Task goal: Below is a listing to write out in full, exactly as given, without its pictures.

***** Information shown *****

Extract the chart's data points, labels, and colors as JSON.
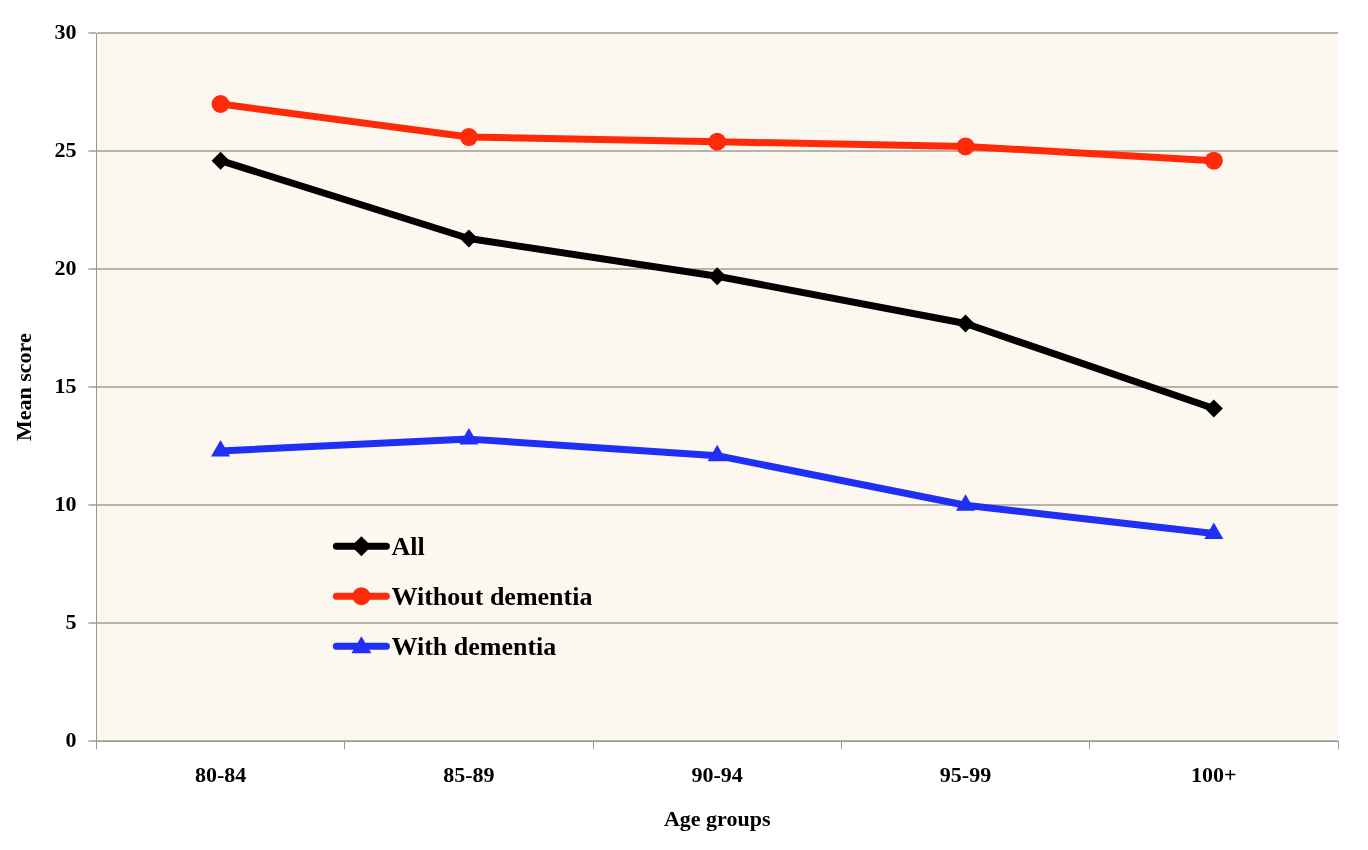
{
  "chart_data": {
    "type": "line",
    "xlabel": "Age groups",
    "ylabel": "Mean score",
    "categories": [
      "80-84",
      "85-89",
      "90-94",
      "95-99",
      "100+"
    ],
    "series": [
      {
        "name": "All",
        "color": "#000000",
        "marker": "diamond",
        "values": [
          24.6,
          21.3,
          19.7,
          17.7,
          14.1
        ]
      },
      {
        "name": "Without dementia",
        "color": "#ff2a0a",
        "marker": "circle",
        "values": [
          27.0,
          25.6,
          25.4,
          25.2,
          24.6
        ]
      },
      {
        "name": "With dementia",
        "color": "#1f2ff5",
        "marker": "triangle",
        "values": [
          12.3,
          12.8,
          12.1,
          10.0,
          8.8
        ]
      }
    ],
    "ylim": [
      0,
      30
    ],
    "yticks": [
      0,
      5,
      10,
      15,
      20,
      25,
      30
    ],
    "grid": "y",
    "legend": "bottom left",
    "line_style": "solid"
  }
}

*****

Answer in full:
Extract the chart's data points, labels, and colors as JSON.
{
  "chart_data": {
    "type": "line",
    "xlabel": "Age groups",
    "ylabel": "Mean score",
    "categories": [
      "80-84",
      "85-89",
      "90-94",
      "95-99",
      "100+"
    ],
    "series": [
      {
        "name": "All",
        "color": "#000000",
        "marker": "diamond",
        "values": [
          24.6,
          21.3,
          19.7,
          17.7,
          14.1
        ]
      },
      {
        "name": "Without dementia",
        "color": "#ff2a0a",
        "marker": "circle",
        "values": [
          27.0,
          25.6,
          25.4,
          25.2,
          24.6
        ]
      },
      {
        "name": "With dementia",
        "color": "#1f2ff5",
        "marker": "triangle",
        "values": [
          12.3,
          12.8,
          12.1,
          10.0,
          8.8
        ]
      }
    ],
    "ylim": [
      0,
      30
    ],
    "yticks": [
      0,
      5,
      10,
      15,
      20,
      25,
      30
    ],
    "grid": "y",
    "legend": "bottom left",
    "line_style": "solid"
  }
}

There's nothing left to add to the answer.